横列坐标数位之和不大于K的可移动方格数目
文章目录
//有一个m*N的方格,从(0,0)开始移动,每一次可以向上下左右移动一格,不能进入行列坐标的数位之和大于K的格子,机器人可以达到的最大格子数目?
#include <iostream>
#include<stdio.h>
using namespace std;
//判断能否进入坐标(row,col),主要在于获得各个数位
int getDigitNum(int number){
int sum=0;
while(number>0){
sum+=number%10;
number/=10;
}
return sum;
}
bool check(int threshold,int rows, int cols,int row, int col,bool * visited){
if(row>=0 && row<rows && col>=0 && col<cols && getDigitNum(row)+getDigitNum(col)<=threshold &&!visited[row*cols+col])
return true;
return false;
}
int movingCountCore(int threshold,int rows,int cols,int row,int col,bool* visited);
int movingCount(int threshold,int rows,int cols){
bool* visited=new bool[rows*cols];
for(int i=0;i<rows*cols;i++)
visited[i]=false;
int countt=movingCountCore(threshold,rows,cols,0,0,visited);
delete[] visited;
return countt;
}
int movingCountCore(int threshold,int rows,int cols,int row,int col,bool* visited){
int countt=0;
if(check(threshold,rows,cols,row,col,visited)){
visited[row*cols+col]=true;
countt=1+movingCountCore(threshold,rows,cols,row-1,col,visited)+
movingCountCore(threshold,rows,cols,row,col-1,visited)+
movingCountCore(threshold,rows,cols,row+1,col,visited)+
movingCountCore(threshold,rows,cols,row,col+1,visited);
}
return countt;
}
// ================ test code============================
void test(char* testName, int threshold, int rows, int cols, int expected)
{
if(testName != NULL)
printf("%s begins: ", testName);
if(movingCount(threshold, rows, cols) == expected)
printf("Passed.\n");
else
printf("FAILED.\n");
}
void test1()
{
test("Test1", 5, 10, 10, 21);
}
void test2()
{
test("Test2", 15, 20, 20, 359);
}
void test3()
{
test("Test3", 10, 1, 100, 29);
}
void test4()
{
test("Test4", 10, 1, 10, 10);
}
void test5()
{
test("Test5", 15, 100, 1, 79);
}
void test6()
{
test("Test6", 15, 10, 1, 10);
}
void test7()
{
test("Test7", 15, 1, 1, 1);
}
void test8()
{
test("Test8", -10, 10, 10, 0);
}
int main(int agrc, char* argv[])
{
test1();
test2();
test3();
test4();
test5();
test6();
test7();
test8();
}

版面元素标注
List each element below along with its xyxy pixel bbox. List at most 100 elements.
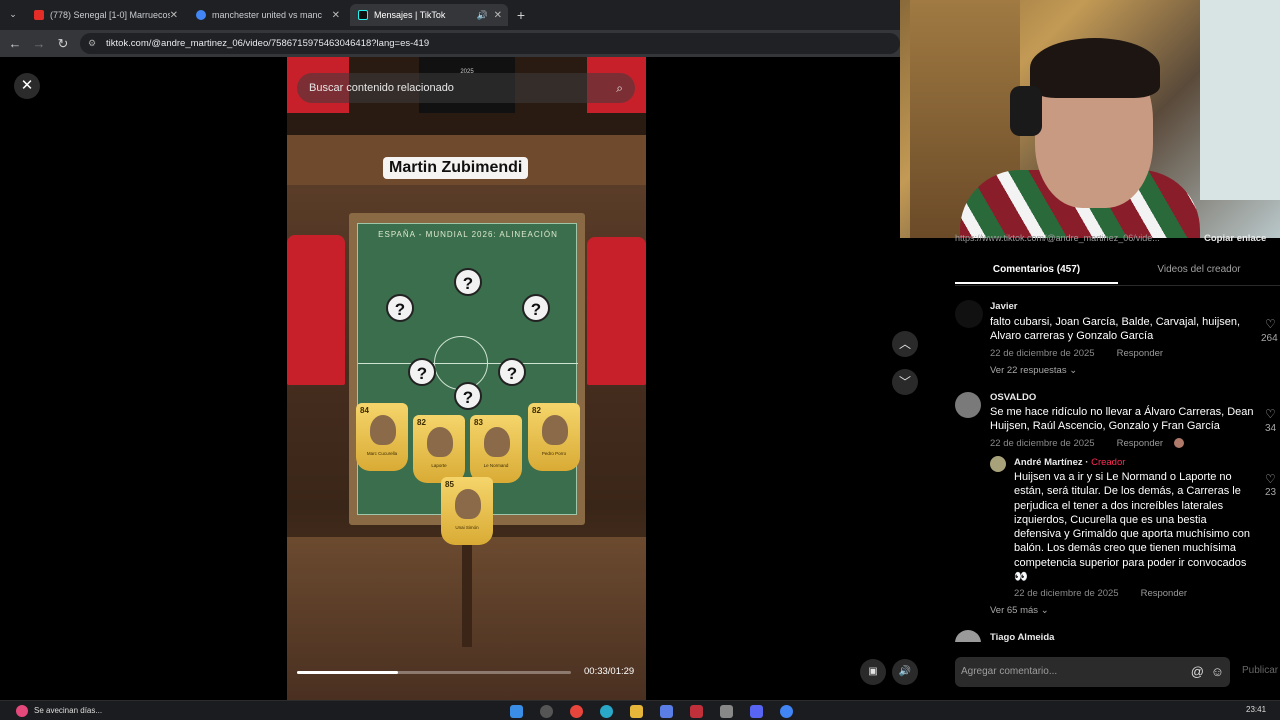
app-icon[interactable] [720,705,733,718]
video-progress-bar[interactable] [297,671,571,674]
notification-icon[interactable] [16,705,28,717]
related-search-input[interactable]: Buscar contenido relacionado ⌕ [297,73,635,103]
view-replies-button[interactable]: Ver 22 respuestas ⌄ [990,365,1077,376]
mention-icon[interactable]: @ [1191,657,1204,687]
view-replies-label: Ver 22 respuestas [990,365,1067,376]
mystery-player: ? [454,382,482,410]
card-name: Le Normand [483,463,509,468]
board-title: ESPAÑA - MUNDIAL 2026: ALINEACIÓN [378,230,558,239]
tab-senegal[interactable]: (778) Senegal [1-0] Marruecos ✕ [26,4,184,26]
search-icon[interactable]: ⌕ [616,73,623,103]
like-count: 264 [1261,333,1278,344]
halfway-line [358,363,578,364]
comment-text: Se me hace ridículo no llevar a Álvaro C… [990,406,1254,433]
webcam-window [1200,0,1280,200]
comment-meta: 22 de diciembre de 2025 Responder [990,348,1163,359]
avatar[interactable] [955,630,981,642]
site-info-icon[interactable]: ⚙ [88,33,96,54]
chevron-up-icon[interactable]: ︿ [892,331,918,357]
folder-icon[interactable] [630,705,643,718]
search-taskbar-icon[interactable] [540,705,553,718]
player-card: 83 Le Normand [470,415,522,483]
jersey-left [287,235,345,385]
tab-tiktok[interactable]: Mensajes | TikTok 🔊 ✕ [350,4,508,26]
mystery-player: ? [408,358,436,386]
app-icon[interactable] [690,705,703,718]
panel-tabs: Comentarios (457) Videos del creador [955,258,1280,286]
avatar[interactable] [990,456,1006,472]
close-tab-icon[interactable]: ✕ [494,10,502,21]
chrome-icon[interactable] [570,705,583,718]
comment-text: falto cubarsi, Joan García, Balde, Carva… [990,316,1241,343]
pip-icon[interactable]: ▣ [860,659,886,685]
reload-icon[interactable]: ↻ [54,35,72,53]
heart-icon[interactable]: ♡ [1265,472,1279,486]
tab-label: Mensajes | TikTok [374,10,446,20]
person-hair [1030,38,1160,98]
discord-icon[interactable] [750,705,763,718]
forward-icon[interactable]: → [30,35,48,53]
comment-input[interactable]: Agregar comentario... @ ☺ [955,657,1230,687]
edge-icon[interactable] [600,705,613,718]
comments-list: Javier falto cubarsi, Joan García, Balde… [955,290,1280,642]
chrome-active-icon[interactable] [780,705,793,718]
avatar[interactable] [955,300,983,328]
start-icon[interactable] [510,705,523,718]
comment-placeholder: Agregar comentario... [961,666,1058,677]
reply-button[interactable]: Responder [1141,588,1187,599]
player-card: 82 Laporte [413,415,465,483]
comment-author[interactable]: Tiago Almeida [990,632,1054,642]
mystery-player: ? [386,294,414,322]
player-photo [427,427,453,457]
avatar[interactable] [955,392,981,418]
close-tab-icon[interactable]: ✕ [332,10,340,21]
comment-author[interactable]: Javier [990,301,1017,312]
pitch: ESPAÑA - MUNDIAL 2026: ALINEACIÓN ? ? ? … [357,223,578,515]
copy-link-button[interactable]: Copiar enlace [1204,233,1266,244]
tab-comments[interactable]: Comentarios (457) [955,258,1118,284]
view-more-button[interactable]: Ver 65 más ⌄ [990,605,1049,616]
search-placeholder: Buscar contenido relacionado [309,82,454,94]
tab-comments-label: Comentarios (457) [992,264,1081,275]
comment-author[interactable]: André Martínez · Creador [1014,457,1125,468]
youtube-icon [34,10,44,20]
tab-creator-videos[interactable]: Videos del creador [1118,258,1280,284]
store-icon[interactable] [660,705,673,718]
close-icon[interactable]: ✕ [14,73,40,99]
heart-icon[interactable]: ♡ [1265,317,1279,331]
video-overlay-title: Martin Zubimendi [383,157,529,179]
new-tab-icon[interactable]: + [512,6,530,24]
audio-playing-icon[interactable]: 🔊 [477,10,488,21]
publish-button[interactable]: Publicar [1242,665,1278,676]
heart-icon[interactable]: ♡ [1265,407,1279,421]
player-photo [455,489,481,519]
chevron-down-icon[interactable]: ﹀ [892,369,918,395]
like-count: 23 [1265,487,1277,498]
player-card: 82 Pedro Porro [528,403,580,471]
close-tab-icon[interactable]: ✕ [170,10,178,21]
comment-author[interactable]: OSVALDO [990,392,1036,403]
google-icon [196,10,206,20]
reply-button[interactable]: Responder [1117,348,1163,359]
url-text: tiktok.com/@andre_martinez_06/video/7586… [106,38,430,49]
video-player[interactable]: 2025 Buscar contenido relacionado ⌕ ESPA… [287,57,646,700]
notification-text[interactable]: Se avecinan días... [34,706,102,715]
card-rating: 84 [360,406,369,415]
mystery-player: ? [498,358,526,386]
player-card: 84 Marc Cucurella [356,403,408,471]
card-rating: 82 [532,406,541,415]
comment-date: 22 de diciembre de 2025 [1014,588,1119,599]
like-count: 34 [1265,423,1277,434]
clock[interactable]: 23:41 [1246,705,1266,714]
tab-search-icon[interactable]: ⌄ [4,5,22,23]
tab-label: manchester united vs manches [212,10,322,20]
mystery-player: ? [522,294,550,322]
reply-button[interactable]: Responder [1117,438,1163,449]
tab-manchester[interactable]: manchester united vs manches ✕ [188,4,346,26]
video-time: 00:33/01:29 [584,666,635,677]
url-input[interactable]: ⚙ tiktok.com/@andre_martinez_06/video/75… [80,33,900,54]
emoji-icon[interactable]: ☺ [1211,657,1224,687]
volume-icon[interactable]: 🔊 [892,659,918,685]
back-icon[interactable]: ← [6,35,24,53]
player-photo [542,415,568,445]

_练习题目:_
A: 请照抄文档片段中从"return true;"一直到"for(int i=0;i<rows*cols;i++)"的部分，一字不改。
B: 在清单中，从含"app-icon[interactable] [720,705,733,718]"的那一行一直到含"folder-icon[interactable] [630,705,643,718]"的那一行（首尾两行都包括），把"webcam-window"替换成"camera-feed"，其余内容一律不动，只输出这些行。
文档片段与清单彼此独立，互不相关。

_参考输出:_
A:
return true;
return false;
}
int movingCountCore(int threshold,int rows,int cols,int row,int col,bool* visited);
int movingCount(int threshold,int rows,int cols){
bool* visited=new bool[rows*cols];
for(int i=0;i<rows*cols;i++)

B:
app-icon[interactable] [720,705,733,718]
video-progress-bar[interactable] [297,671,571,674]
notification-icon[interactable] [16,705,28,717]
related-search-input[interactable]: Buscar contenido relacionado ⌕ [297,73,635,103]
view-replies-button[interactable]: Ver 22 respuestas ⌄ [990,365,1077,376]
mention-icon[interactable]: @ [1191,657,1204,687]
view-replies-label: Ver 22 respuestas [990,365,1067,376]
mystery-player: ? [454,382,482,410]
card-name: Le Normand [483,463,509,468]
board-title: ESPAÑA - MUNDIAL 2026: ALINEACIÓN [378,230,558,239]
tab-senegal[interactable]: (778) Senegal [1-0] Marruecos ✕ [26,4,184,26]
search-icon[interactable]: ⌕ [616,73,623,103]
like-count: 264 [1261,333,1278,344]
halfway-line [358,363,578,364]
comment-text: Se me hace ridículo no llevar a Álvaro C… [990,406,1254,433]
camera-feed [1200,0,1280,200]
comment-meta: 22 de diciembre de 2025 Responder [990,348,1163,359]
avatar[interactable] [955,630,981,642]
site-info-icon[interactable]: ⚙ [88,33,96,54]
chevron-up-icon[interactable]: ︿ [892,331,918,357]
folder-icon[interactable] [630,705,643,718]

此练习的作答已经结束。